Data records
******

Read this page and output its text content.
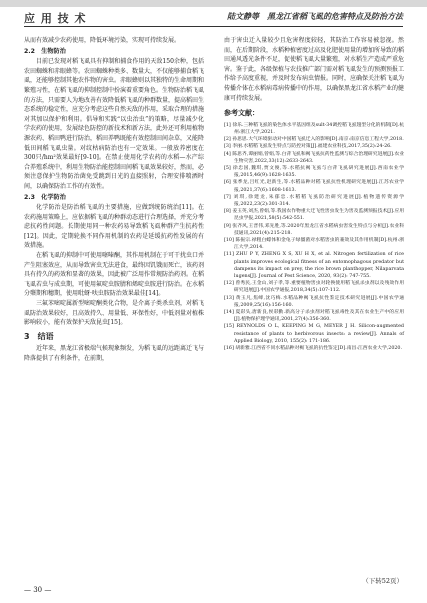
应 用 技 术	陆文静等　黑龙江省稻飞虱的危害特点及防治方法

从而有效减少农药使用，降低环境污染，实现可持续发展。

2.2　生物防治

目前已发现对稻飞虱具有抑制和捕食作用的天敌150余种，包括农田蜘蛛和赤眼蜂等。农田蜘蛛种类多、数量大，不仅能够捕食稻飞虱，还能够控制其他农作物的害虫。赤眼蜂则以其独特的生命周期和繁殖习性，在稻飞虱的抑制控制中扮演着重要角色。生物防治稻飞虱的方法，只需要人为地改善有效降低稻飞虱的种群数量，提高稻田生态系统的稳定性，应充分考虑这些自然天敌的作用，采取合理的措施对其加以保护和利用。倡导和实践“以虫治虫”的策略，尽量减少化学农药的使用，发展绿色防控的新技术和新方法，此外还可利用植物源农药、稻田鸭进行防治，稻田养鸭既能有效控制田间杂草，又能降低田间稻飞虱虫量。对纹枯病防治也有一定效果。一般放养密度在300只/hm²效果最好[9-10]。在禁止使用化学农药的水稻—水产综合养殖系统中，利用生物防治能控制田间稻飞虱效果较好，然而，必须注意保护生物防治菌免受跳到日光的直接照射，合理安排喷洒时间，以确保防治工作的有效性。

2.3　化学防治

化学防治是防治稻飞虱的主要措施，应做到统防统治[11]。在农药施用策略上，应依据稻飞虱的种群动态进行合理选择，并充分考虑抗药性问题。长期使用同一种农药易导致稻飞虱种群产生抗药性[12]。因此，定期轮换不同作用机制的农药是延缓抗药性发展的有效措施。

在稻飞虱的抑制中可使用噻嗪酮，其作用机制在于可干扰虫口并产生阻塞效应，从而导致害虫无法进食，最终因饥饿而死亡，该药剂具有持久的药效和显著的效果，因此被广泛用作常规防治药剂。在稻飞虱若虫与成虫期，可使用氟啶虫胺腈和烯啶虫胺进行防治。在水稻分蘖期和穗期，使用吡蚜·呋虫胺防治效果最佳[14]。

三氟苯嘧啶属新型嘧啶酮类化合物，是介离子类杀虫剂，对稻飞虱防治效果较好，且高效持久、用量低、环保性好，中低剂量对植株影响较小，能有效保护天敌昆虫[15]。

3　结语

近年来，黑龙江省极端气候现象频发，为稻飞虱的远距离迁飞与降落提供了有利条件，在前期，

由于害虫迁入量较少且危害程度较轻，其防治工作容易被忽视。然而，在后期阶段，水稻种植密度过高及化肥使用量的增加所导致的稻田通风透光条件不足，促使稻飞虱大量繁殖，对水稻生产造成严重危害。鉴于此，各级保植与农技推广部门需对稻飞虱发生的预测预报工作给予高度重视，并及时发布病虫情报。同时，应确保关注稻飞虱为传播介体在水稻病毒病传播中的作用，以确保黑龙江省水稻产业的健康可持续发展。

参考文献：

[1] 徐乐.三种稻飞虱的染色体水平基因组及sult-34调控稻飞虱翅型分化的机制[D].杭州:浙江大学,2021.

[2] 孙思思.大气环境驱动对中国稻飞虱迁入的影响[D].南京:南京信息工程大学,2018.

[3] 李丽.水稻稻飞虱发生特点与防控对策[J].福建农业科技,2017,35(2):24-26.

[4] 陈思齐,谭丽娟,曾娟,等.白背飞虱和褐飞虱抗药性监测与综合治理研究进展[J].农业生物灾害,2022,33(12):2633-2643.

[5] 徐忠国,魏琪,贾文俊,等.水稻抗褐飞虱与白背飞虱研究进展[J].西南农业学报,2015,46(9):1628-1635.

[6] 张季龙,吕红光,赵新生,等.水稻品种对稻飞虱抗性机理研究进展[J].江苏农业学报,2021,37(6):1608-1613.

[7] 刘琪,徐建龙,朱郁忠.水稻稻飞虱防治研究进展[J].植物遗传资源学报,2022,23(2):301-314.

[8] 姜玉英,刘杰,曾娟,等.我国农作物重大迁飞性害虫发生为害及监测预报技术[J].应用昆虫学报,2021,58(5):542-551.

[9] 张齐风,王晋伟,邓先胜,等.2020年黑龙江省水稻病虫害发生特点与分析[J].农业科技通讯,2021(4):215-218.

[10] 陈振宗.禄粗白蠓体和金龟子绿僵菌对水稻害虫的兼效及其作用机制[D].杭州:浙江大学,2014.

[11] ZHU P Y, ZHENG X S, XU H X, et al. Nitrogen fertilization of rice plants improves ecological fitness of an entomophagous predator but dampens its impact on prey, the rice brown planthopper, Nilaparvata lugens[J]. Journal of Pest Science, 2020, 93(2): 747-755.

[12] 曾秀民,王金山,刘子孝,等.重要植物害虫对轮换使用稻飞虱杀虫剂以及残效作用研究进展[J].中国农学通报,2018,34(5):107-112.

[13] 黄玉凡,焦峰,沈巧梅.水稻品种褐飞虱抗性鉴定技术研究进展[J].中国农学通报,2009,25(16):156-160.

[14] 夏彩头,唐新良,侯彩勤.新高分子杀虫剂对稻飞虱毒性及其在农业生产中的应用[J].植物保护理学通讯,2001,27(4):356-360.

[15] REYNOLDS O L, KEEPING M G, MEYER J H. Silicon-augmented resistance of plants to herbivorous insects: a review[J]. Annals of Applied Biology, 2010, 155(2): 171-186.

[16] 胡新雅.江西省不同水稻品种对褐飞虱的抗性鉴定[D].南昌:江西农业大学,2020.

— 30 —
（下转52页）
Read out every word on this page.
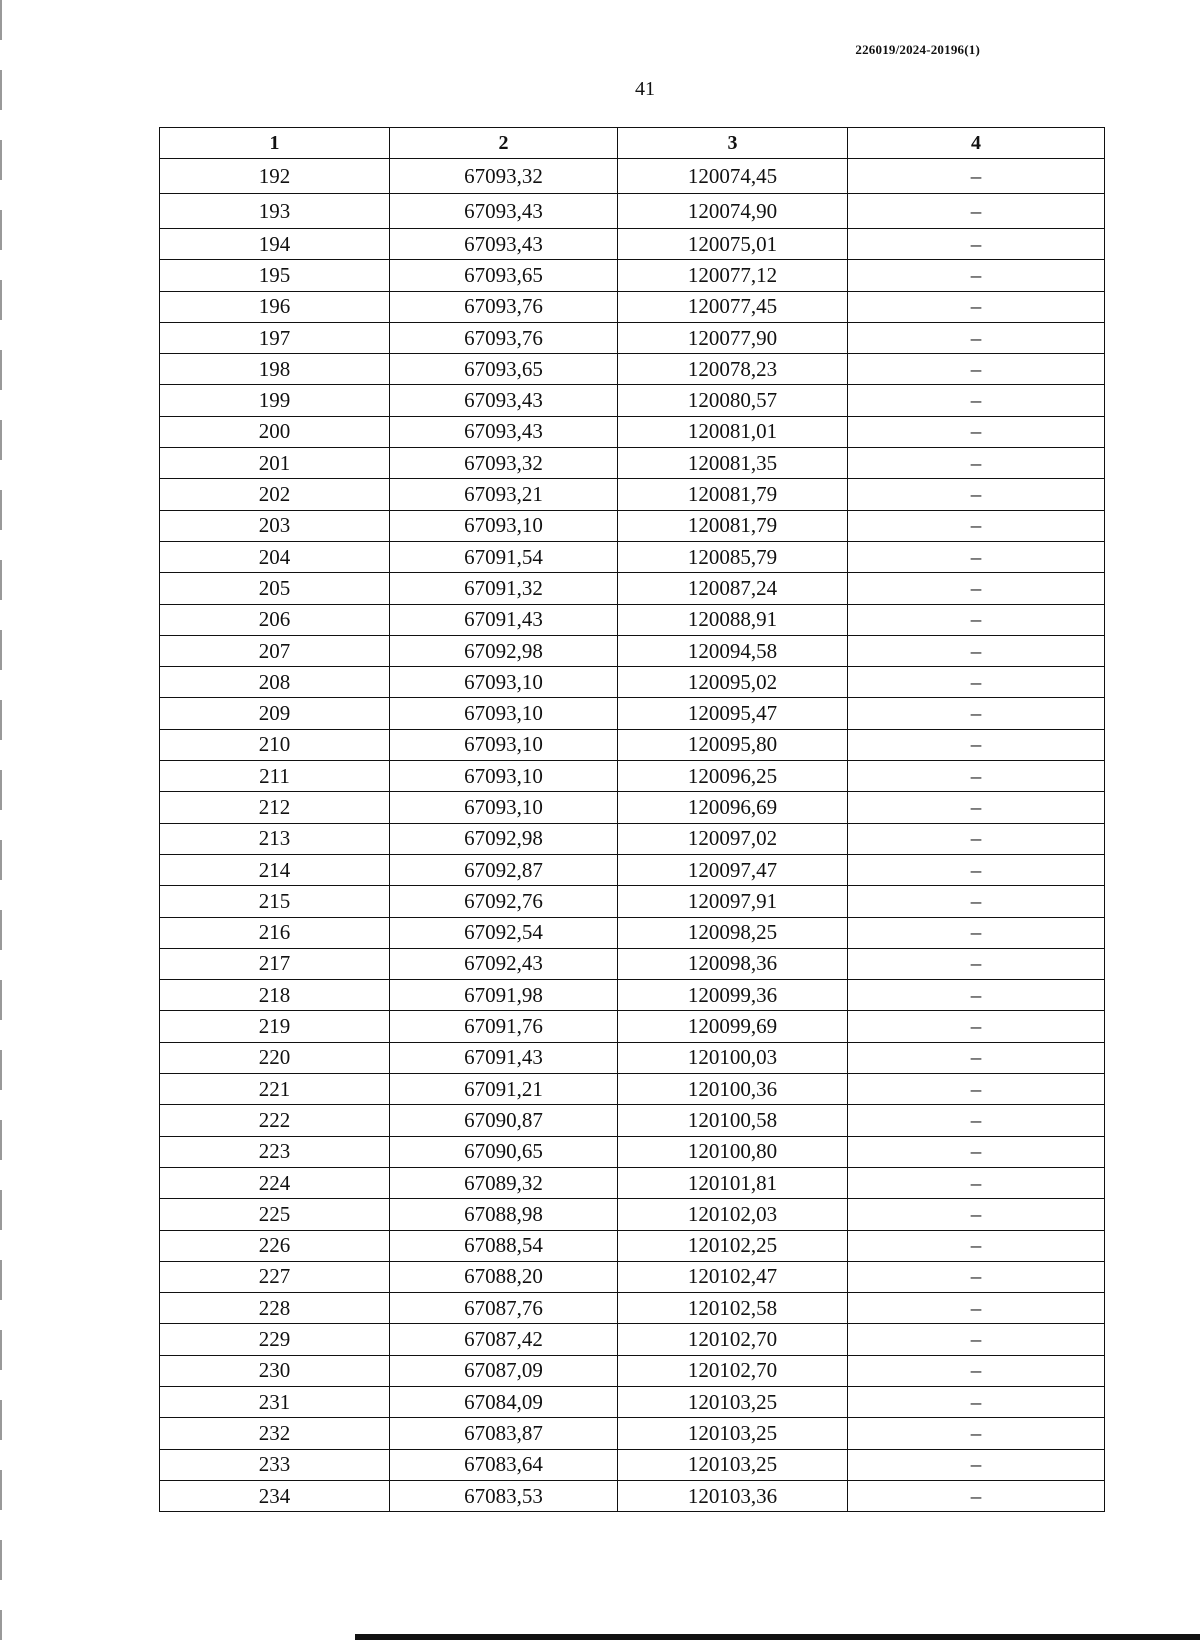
226019/2024-20196(1)
41
1	2	3	4
192	67093,32	120074,45	–
193	67093,43	120074,90	–
194	67093,43	120075,01	–
195	67093,65	120077,12	–
196	67093,76	120077,45	–
197	67093,76	120077,90	–
198	67093,65	120078,23	–
199	67093,43	120080,57	–
200	67093,43	120081,01	–
201	67093,32	120081,35	–
202	67093,21	120081,79	–
203	67093,10	120081,79	–
204	67091,54	120085,79	–
205	67091,32	120087,24	–
206	67091,43	120088,91	–
207	67092,98	120094,58	–
208	67093,10	120095,02	–
209	67093,10	120095,47	–
210	67093,10	120095,80	–
211	67093,10	120096,25	–
212	67093,10	120096,69	–
213	67092,98	120097,02	–
214	67092,87	120097,47	–
215	67092,76	120097,91	–
216	67092,54	120098,25	–
217	67092,43	120098,36	–
218	67091,98	120099,36	–
219	67091,76	120099,69	–
220	67091,43	120100,03	–
221	67091,21	120100,36	–
222	67090,87	120100,58	–
223	67090,65	120100,80	–
224	67089,32	120101,81	–
225	67088,98	120102,03	–
226	67088,54	120102,25	–
227	67088,20	120102,47	–
228	67087,76	120102,58	–
229	67087,42	120102,70	–
230	67087,09	120102,70	–
231	67084,09	120103,25	–
232	67083,87	120103,25	–
233	67083,64	120103,25	–
234	67083,53	120103,36	–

******

**Task brief:** Take every line above carrying "浙江大学" and return it.

**Output:**
[1] 徐乐.三种稻飞虱的染色体水平基因组及sult-34调控稻飞虱翅型分化的机制[D].杭州:浙江大学,2021.
[10] 陈振宗.禄粗白蠓体和金龟子绿僵菌对水稻害虫的兼效及其作用机制[D].杭州:浙江大学,2014.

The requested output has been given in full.